◆ OBJECTIVE
Output every entry exactly as written, but omit the pictures.

** start EXERCISE INPUTS **

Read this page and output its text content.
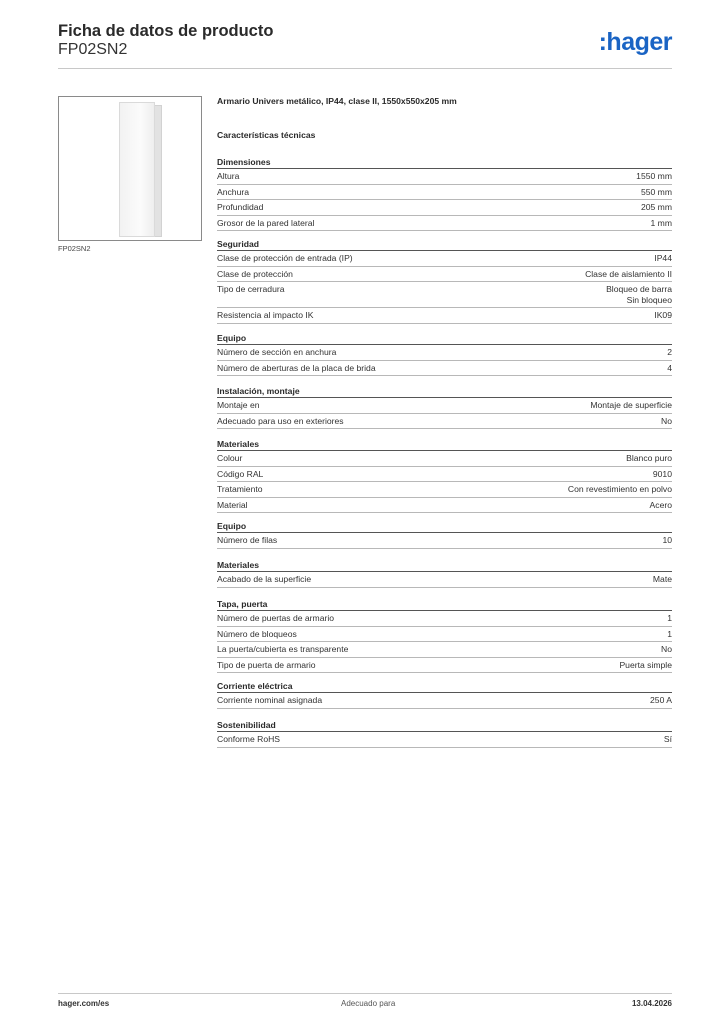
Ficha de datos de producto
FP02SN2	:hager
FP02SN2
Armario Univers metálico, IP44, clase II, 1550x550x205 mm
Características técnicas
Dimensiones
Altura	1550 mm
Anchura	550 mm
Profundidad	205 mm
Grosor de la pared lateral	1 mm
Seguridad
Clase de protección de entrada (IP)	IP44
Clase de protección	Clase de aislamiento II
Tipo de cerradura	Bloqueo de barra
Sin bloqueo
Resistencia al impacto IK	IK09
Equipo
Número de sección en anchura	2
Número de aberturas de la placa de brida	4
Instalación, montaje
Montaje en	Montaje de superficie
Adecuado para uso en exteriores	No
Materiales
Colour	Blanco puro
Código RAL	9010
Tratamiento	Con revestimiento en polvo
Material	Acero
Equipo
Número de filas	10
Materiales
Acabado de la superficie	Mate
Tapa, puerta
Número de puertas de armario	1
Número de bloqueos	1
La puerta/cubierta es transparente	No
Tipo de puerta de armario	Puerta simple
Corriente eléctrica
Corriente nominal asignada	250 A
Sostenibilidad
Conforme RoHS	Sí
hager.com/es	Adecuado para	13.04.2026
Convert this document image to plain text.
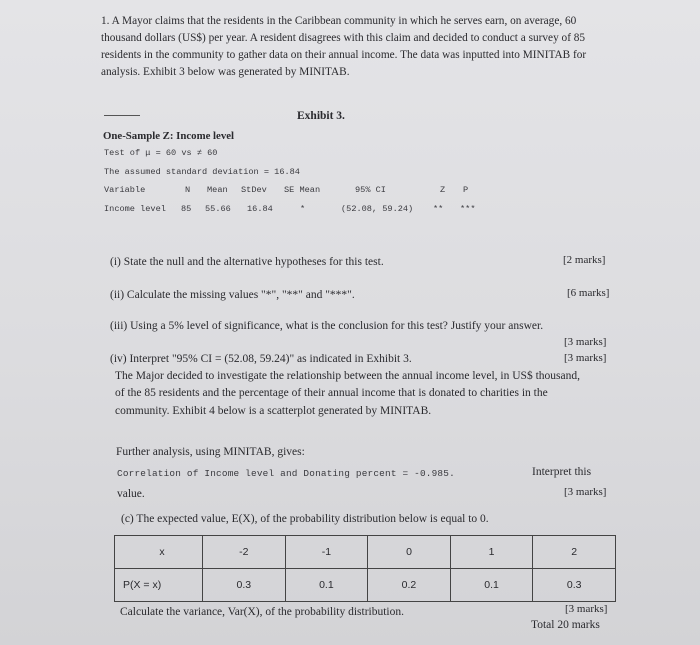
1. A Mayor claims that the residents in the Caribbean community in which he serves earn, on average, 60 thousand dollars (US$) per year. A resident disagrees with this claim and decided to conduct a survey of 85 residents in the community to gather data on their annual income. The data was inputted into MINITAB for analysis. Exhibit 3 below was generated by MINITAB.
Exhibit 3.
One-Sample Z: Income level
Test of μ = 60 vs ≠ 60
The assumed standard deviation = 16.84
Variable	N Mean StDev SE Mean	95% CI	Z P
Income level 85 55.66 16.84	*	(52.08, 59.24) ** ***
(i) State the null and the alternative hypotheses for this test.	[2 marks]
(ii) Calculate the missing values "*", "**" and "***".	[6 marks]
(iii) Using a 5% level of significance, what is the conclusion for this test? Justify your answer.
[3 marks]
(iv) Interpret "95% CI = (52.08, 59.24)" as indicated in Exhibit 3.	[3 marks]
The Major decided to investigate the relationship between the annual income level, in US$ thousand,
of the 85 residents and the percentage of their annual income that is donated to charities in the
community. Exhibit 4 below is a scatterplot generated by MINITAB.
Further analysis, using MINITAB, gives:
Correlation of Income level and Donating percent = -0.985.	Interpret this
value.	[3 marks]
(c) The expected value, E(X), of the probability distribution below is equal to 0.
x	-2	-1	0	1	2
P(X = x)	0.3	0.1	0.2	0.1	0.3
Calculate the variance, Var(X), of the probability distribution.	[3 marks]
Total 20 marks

** end EXERCISE INPUTS **

◆ RESPONSE
Read this page and output its text content.
Ficha de datos de producto
FP02SN2	:hager
FP02SN2
Armario Univers metálico, IP44, clase II, 1550x550x205 mm
Características técnicas
Dimensiones
Altura	1550 mm
Anchura	550 mm
Profundidad	205 mm
Grosor de la pared lateral	1 mm
Seguridad
Clase de protección de entrada (IP)	IP44
Clase de protección	Clase de aislamiento II
Tipo de cerradura	Bloqueo de barra
Sin bloqueo
Resistencia al impacto IK	IK09
Equipo
Número de sección en anchura	2
Número de aberturas de la placa de brida	4
Instalación, montaje
Montaje en	Montaje de superficie
Adecuado para uso en exteriores	No
Materiales
Colour	Blanco puro
Código RAL	9010
Tratamiento	Con revestimiento en polvo
Material	Acero
Equipo
Número de filas	10
Materiales
Acabado de la superficie	Mate
Tapa, puerta
Número de puertas de armario	1
Número de bloqueos	1
La puerta/cubierta es transparente	No
Tipo de puerta de armario	Puerta simple
Corriente eléctrica
Corriente nominal asignada	250 A
Sostenibilidad
Conforme RoHS	Sí
hager.com/es	Adecuado para	13.04.2026
Convert this document image to plain text.
1. A Mayor claims that the residents in the Caribbean community in which he serves earn, on average, 60 thousand dollars (US$) per year. A resident disagrees with this claim and decided to conduct a survey of 85 residents in the community to gather data on their annual income. The data was inputted into MINITAB for analysis. Exhibit 3 below was generated by MINITAB.
Exhibit 3.
One-Sample Z: Income level
Test of μ = 60 vs ≠ 60
The assumed standard deviation = 16.84
Variable	N Mean StDev SE Mean	95% CI	Z P
Income level 85 55.66 16.84	*	(52.08, 59.24) ** ***
(i) State the null and the alternative hypotheses for this test.	[2 marks]
(ii) Calculate the missing values "*", "**" and "***".	[6 marks]
(iii) Using a 5% level of significance, what is the conclusion for this test? Justify your answer.
[3 marks]
(iv) Interpret "95% CI = (52.08, 59.24)" as indicated in Exhibit 3.	[3 marks]
The Major decided to investigate the relationship between the annual income level, in US$ thousand,
of the 85 residents and the percentage of their annual income that is donated to charities in the
community. Exhibit 4 below is a scatterplot generated by MINITAB.
Further analysis, using MINITAB, gives:
Correlation of Income level and Donating percent = -0.985.	Interpret this
value.	[3 marks]
(c) The expected value, E(X), of the probability distribution below is equal to 0.
x	-2	-1	0	1	2
P(X = x)	0.3	0.1	0.2	0.1	0.3
Calculate the variance, Var(X), of the probability distribution.	[3 marks]
Total 20 marks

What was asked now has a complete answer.